** Start Task input **
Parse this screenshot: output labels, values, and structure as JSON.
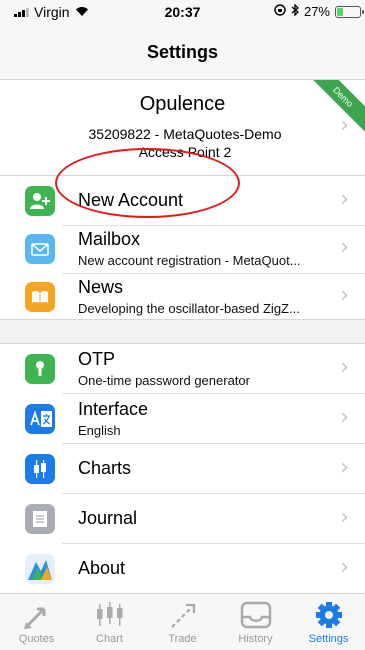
{
  "status_bar": {
    "carrier": "Virgin",
    "time": "20:37",
    "battery_percent": "27%",
    "battery_level": 0.27
  },
  "nav": {
    "title": "Settings"
  },
  "account": {
    "name": "Opulence",
    "server_line1": "35209822 - MetaQuotes-Demo",
    "server_line2": "Access Point 2",
    "badge": "Demo"
  },
  "menu_top": [
    {
      "label": "New Account",
      "icon": "add-user-icon",
      "color": "#3fb551"
    },
    {
      "label": "Mailbox",
      "subtitle": "New account registration - MetaQuot...",
      "icon": "mail-icon",
      "color": "#5ab6f0"
    },
    {
      "label": "News",
      "subtitle": "Developing the oscillator-based ZigZ...",
      "icon": "book-icon",
      "color": "#f4a623"
    }
  ],
  "menu_bottom": [
    {
      "label": "OTP",
      "subtitle": "One-time password generator",
      "icon": "key-icon",
      "color": "#3fb551"
    },
    {
      "label": "Interface",
      "subtitle": "English",
      "icon": "translate-icon",
      "color": "#1c7ce5"
    },
    {
      "label": "Charts",
      "icon": "candlestick-icon",
      "color": "#1c7ce5"
    },
    {
      "label": "Journal",
      "icon": "journal-icon",
      "color": "#a9acb3"
    },
    {
      "label": "About",
      "icon": "metatrader-logo-icon",
      "color": "#2f8fd8"
    }
  ],
  "tabs": [
    {
      "label": "Quotes",
      "icon": "quotes-arrows-icon"
    },
    {
      "label": "Chart",
      "icon": "chart-candles-icon"
    },
    {
      "label": "Trade",
      "icon": "trade-icon"
    },
    {
      "label": "History",
      "icon": "history-tray-icon"
    },
    {
      "label": "Settings",
      "icon": "settings-gear-icon",
      "active": true
    }
  ],
  "colors": {
    "accent": "#1c7ce5",
    "annotation": "#e21a1a",
    "demo_badge": "#3ca54d"
  }
}
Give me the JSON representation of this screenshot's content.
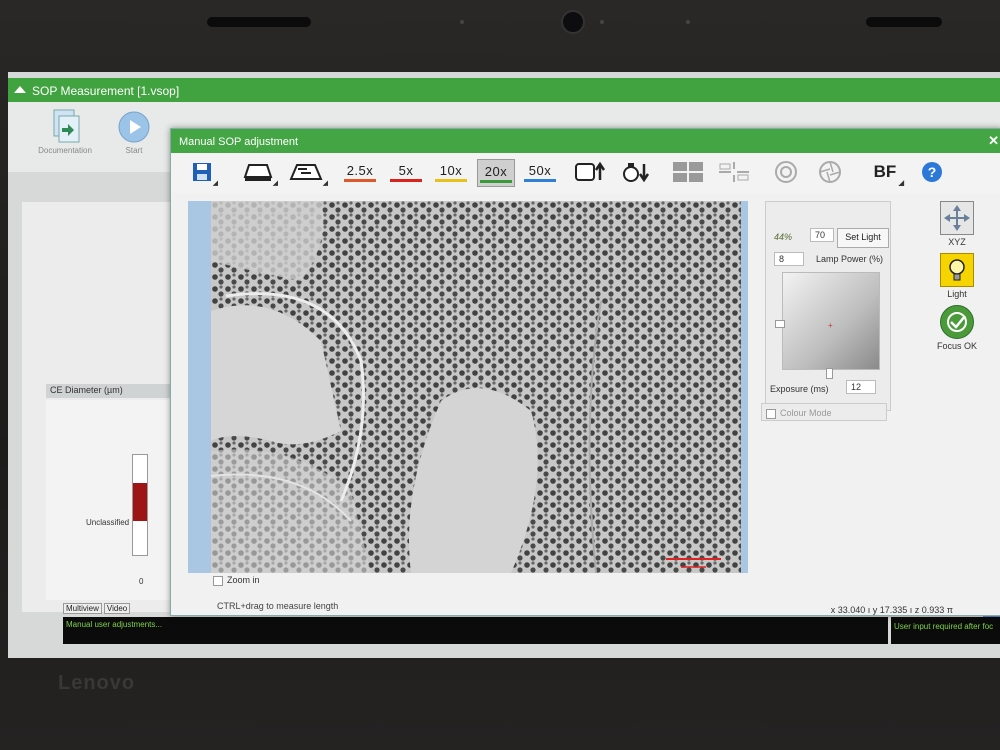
{
  "main_window": {
    "title": "SOP Measurement [1.vsop]",
    "toolbar": [
      {
        "label": "Documentation",
        "icon": "documentation-icon"
      },
      {
        "label": "Start",
        "icon": "play-icon"
      }
    ],
    "chart_panel": {
      "header": "CE Diameter (µm)",
      "bar_label": "Unclassified",
      "axis_zero": "0"
    },
    "bottom_tabs": [
      "Multiview",
      "Video"
    ],
    "status_left": "Manual user adjustments...",
    "status_right": "User input required after foc"
  },
  "dialog": {
    "title": "Manual SOP adjustment",
    "toolbar": {
      "magnifications": [
        {
          "label": "2.5x",
          "color": "#e0572a"
        },
        {
          "label": "5x",
          "color": "#d9231f"
        },
        {
          "label": "10x",
          "color": "#e8c21a"
        },
        {
          "label": "20x",
          "color": "#3a9a3a",
          "selected": true
        },
        {
          "label": "50x",
          "color": "#2f7fd6"
        }
      ],
      "mode_label": "BF"
    },
    "viewer": {
      "zoom_in_label": "Zoom in",
      "hint": "CTRL+drag to measure length",
      "coords": "x 33.040 ı y 17.335 ı z 0.933 π"
    },
    "light_panel": {
      "percent": "44%",
      "lamp_value": "70",
      "set_light_label": "Set Light",
      "lamp_field": "8",
      "lamp_power_label": "Lamp Power (%)",
      "exposure_label": "Exposure (ms)",
      "exposure_value": "12",
      "colour_mode_label": "Colour Mode"
    },
    "side_buttons": [
      {
        "label": "XYZ",
        "icon": "xyz-arrows-icon"
      },
      {
        "label": "Light",
        "icon": "light-bulb-icon"
      },
      {
        "label": "Focus OK",
        "icon": "focus-ok-icon"
      }
    ]
  },
  "device": {
    "brand": "Lenovo"
  }
}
** End Task input **
▸ Work required
Return the full material word for word. Do not include the pictures.

▸ Response below
Parse this screenshot: output labels, values, and structure as JSON.
{
  "status_bar": {
    "carrier": "Virgin",
    "time": "20:37",
    "battery_percent": "27%",
    "battery_level": 0.27
  },
  "nav": {
    "title": "Settings"
  },
  "account": {
    "name": "Opulence",
    "server_line1": "35209822 - MetaQuotes-Demo",
    "server_line2": "Access Point 2",
    "badge": "Demo"
  },
  "menu_top": [
    {
      "label": "New Account",
      "icon": "add-user-icon",
      "color": "#3fb551"
    },
    {
      "label": "Mailbox",
      "subtitle": "New account registration - MetaQuot...",
      "icon": "mail-icon",
      "color": "#5ab6f0"
    },
    {
      "label": "News",
      "subtitle": "Developing the oscillator-based ZigZ...",
      "icon": "book-icon",
      "color": "#f4a623"
    }
  ],
  "menu_bottom": [
    {
      "label": "OTP",
      "subtitle": "One-time password generator",
      "icon": "key-icon",
      "color": "#3fb551"
    },
    {
      "label": "Interface",
      "subtitle": "English",
      "icon": "translate-icon",
      "color": "#1c7ce5"
    },
    {
      "label": "Charts",
      "icon": "candlestick-icon",
      "color": "#1c7ce5"
    },
    {
      "label": "Journal",
      "icon": "journal-icon",
      "color": "#a9acb3"
    },
    {
      "label": "About",
      "icon": "metatrader-logo-icon",
      "color": "#2f8fd8"
    }
  ],
  "tabs": [
    {
      "label": "Quotes",
      "icon": "quotes-arrows-icon"
    },
    {
      "label": "Chart",
      "icon": "chart-candles-icon"
    },
    {
      "label": "Trade",
      "icon": "trade-icon"
    },
    {
      "label": "History",
      "icon": "history-tray-icon"
    },
    {
      "label": "Settings",
      "icon": "settings-gear-icon",
      "active": true
    }
  ],
  "colors": {
    "accent": "#1c7ce5",
    "annotation": "#e21a1a",
    "demo_badge": "#3ca54d"
  }
}
Give me the JSON representation of this screenshot's content.
{
  "main_window": {
    "title": "SOP Measurement [1.vsop]",
    "toolbar": [
      {
        "label": "Documentation",
        "icon": "documentation-icon"
      },
      {
        "label": "Start",
        "icon": "play-icon"
      }
    ],
    "chart_panel": {
      "header": "CE Diameter (µm)",
      "bar_label": "Unclassified",
      "axis_zero": "0"
    },
    "bottom_tabs": [
      "Multiview",
      "Video"
    ],
    "status_left": "Manual user adjustments...",
    "status_right": "User input required after foc"
  },
  "dialog": {
    "title": "Manual SOP adjustment",
    "toolbar": {
      "magnifications": [
        {
          "label": "2.5x",
          "color": "#e0572a"
        },
        {
          "label": "5x",
          "color": "#d9231f"
        },
        {
          "label": "10x",
          "color": "#e8c21a"
        },
        {
          "label": "20x",
          "color": "#3a9a3a",
          "selected": true
        },
        {
          "label": "50x",
          "color": "#2f7fd6"
        }
      ],
      "mode_label": "BF"
    },
    "viewer": {
      "zoom_in_label": "Zoom in",
      "hint": "CTRL+drag to measure length",
      "coords": "x 33.040 ı y 17.335 ı z 0.933 π"
    },
    "light_panel": {
      "percent": "44%",
      "lamp_value": "70",
      "set_light_label": "Set Light",
      "lamp_field": "8",
      "lamp_power_label": "Lamp Power (%)",
      "exposure_label": "Exposure (ms)",
      "exposure_value": "12",
      "colour_mode_label": "Colour Mode"
    },
    "side_buttons": [
      {
        "label": "XYZ",
        "icon": "xyz-arrows-icon"
      },
      {
        "label": "Light",
        "icon": "light-bulb-icon"
      },
      {
        "label": "Focus OK",
        "icon": "focus-ok-icon"
      }
    ]
  },
  "device": {
    "brand": "Lenovo"
  }
}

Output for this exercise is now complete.